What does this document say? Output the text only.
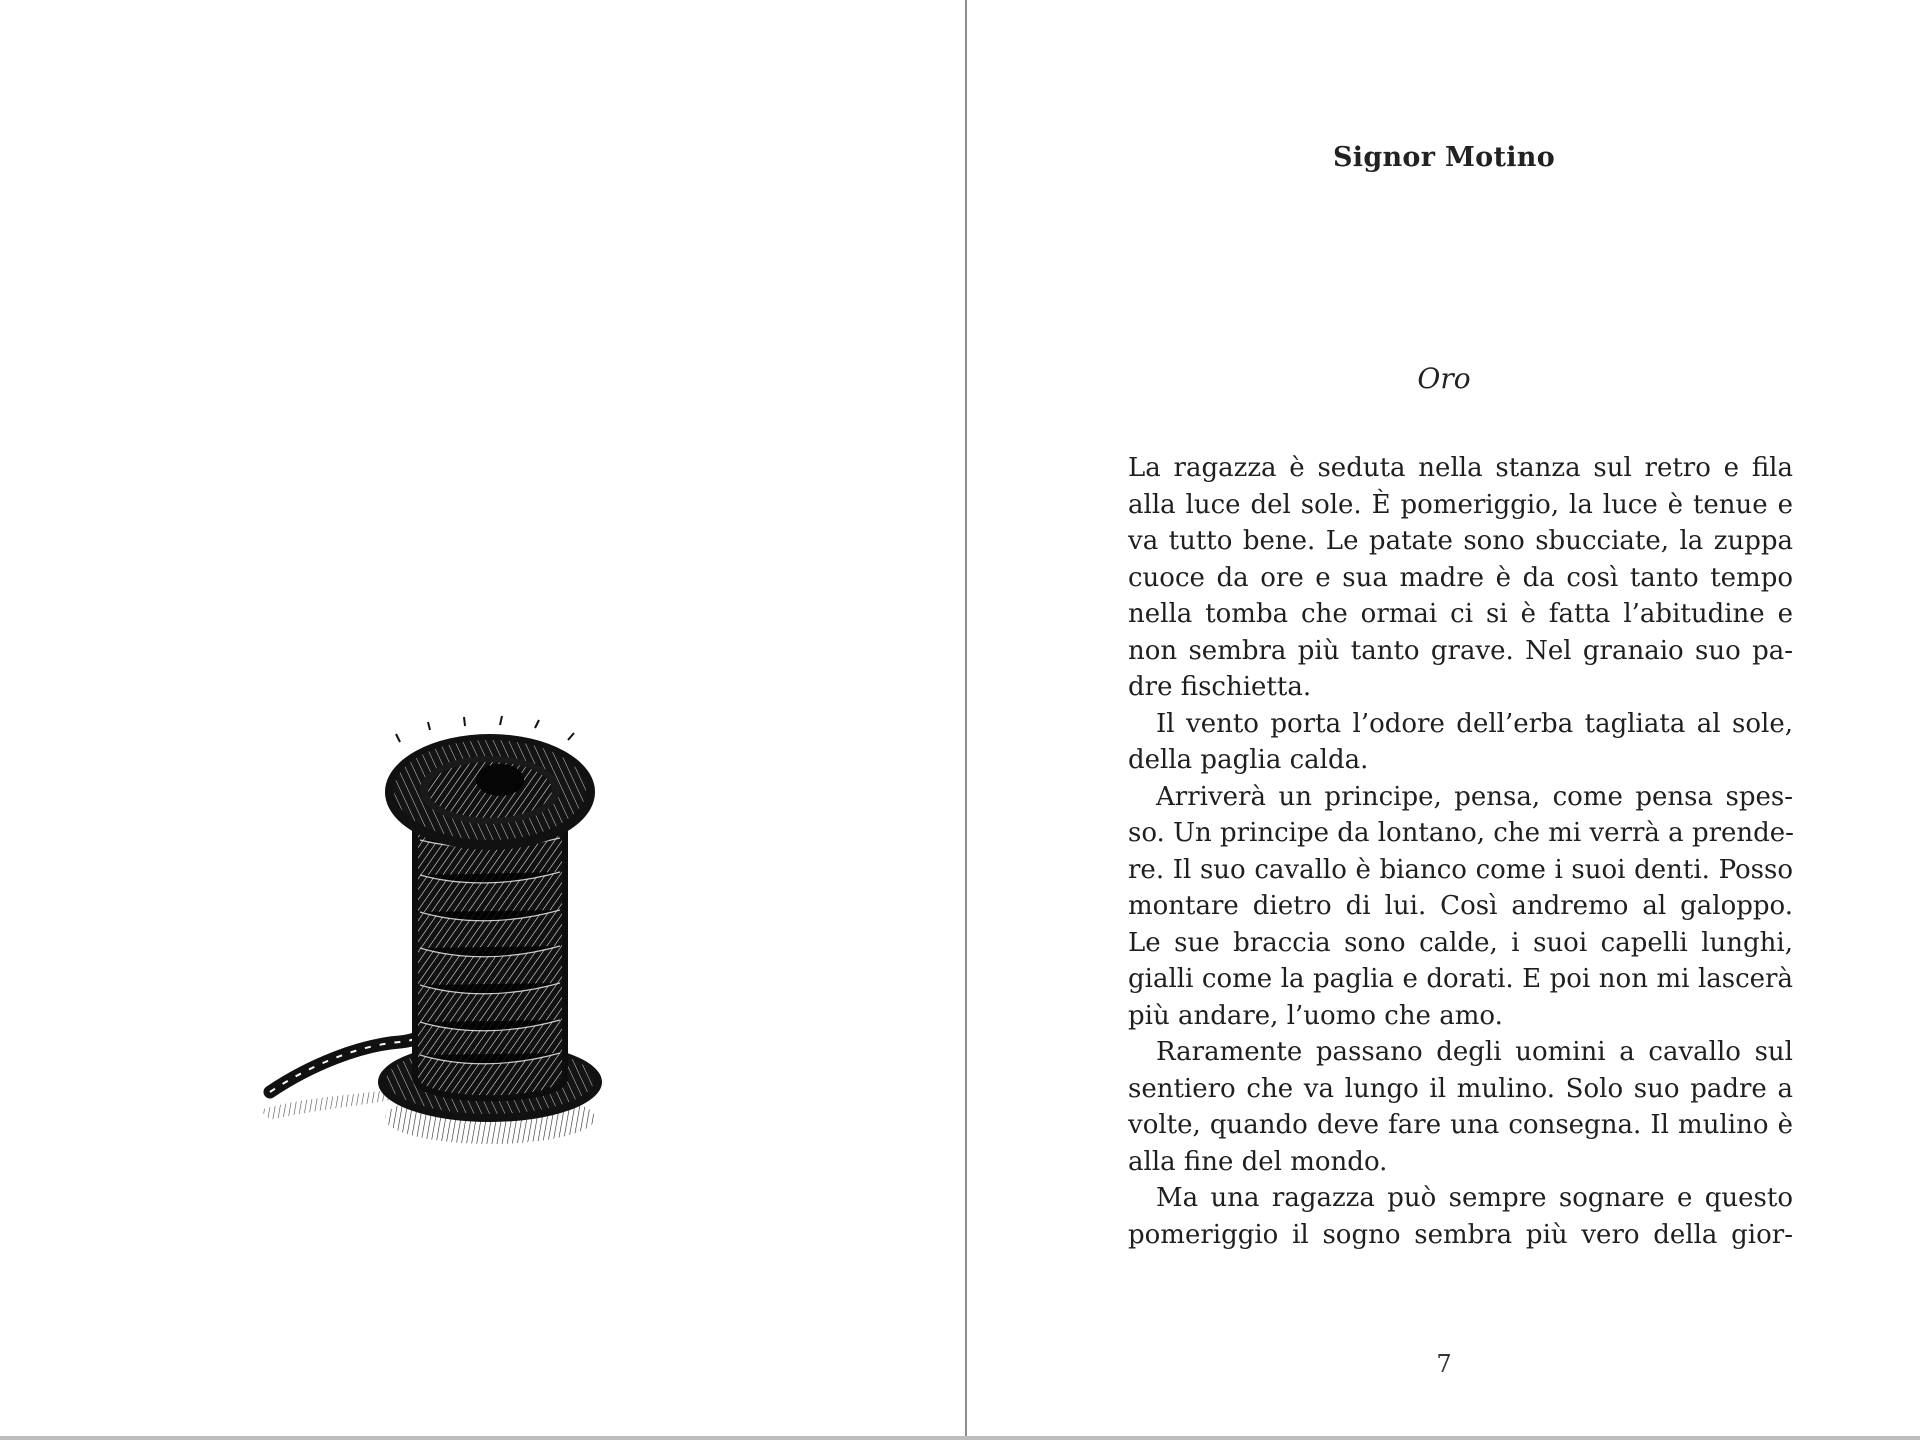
Signor Motino
Oro
La ragazza è seduta nella stanza sul retro e fila
alla luce del sole. È pomeriggio, la luce è tenue e
va tutto bene. Le patate sono sbucciate, la zuppa
cuoce da ore e sua madre è da così tanto tempo
nella tomba che ormai ci si è fatta l’abitudine e
non sembra più tanto grave. Nel granaio suo pa-
dre fischietta.
Il vento porta l’odore dell’erba tagliata al sole,
della paglia calda.
Arriverà un principe, pensa, come pensa spes-
so. Un principe da lontano, che mi verrà a prende-
re. Il suo cavallo è bianco come i suoi denti. Posso
montare dietro di lui. Così andremo al galoppo.
Le sue braccia sono calde, i suoi capelli lunghi,
gialli come la paglia e dorati. E poi non mi lascerà
più andare, l’uomo che amo.
Raramente passano degli uomini a cavallo sul
sentiero che va lungo il mulino. Solo suo padre a
volte, quando deve fare una consegna. Il mulino è
alla fine del mondo.
Ma una ragazza può sempre sognare e questo
pomeriggio il sogno sembra più vero della gior-
7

+ + + +

▶ _SET EXERCISE_
State the number of lines in the preceding entries that include the word "sono". Provide nothing else.

▶ _REPLY TO THE EXERCISE_
2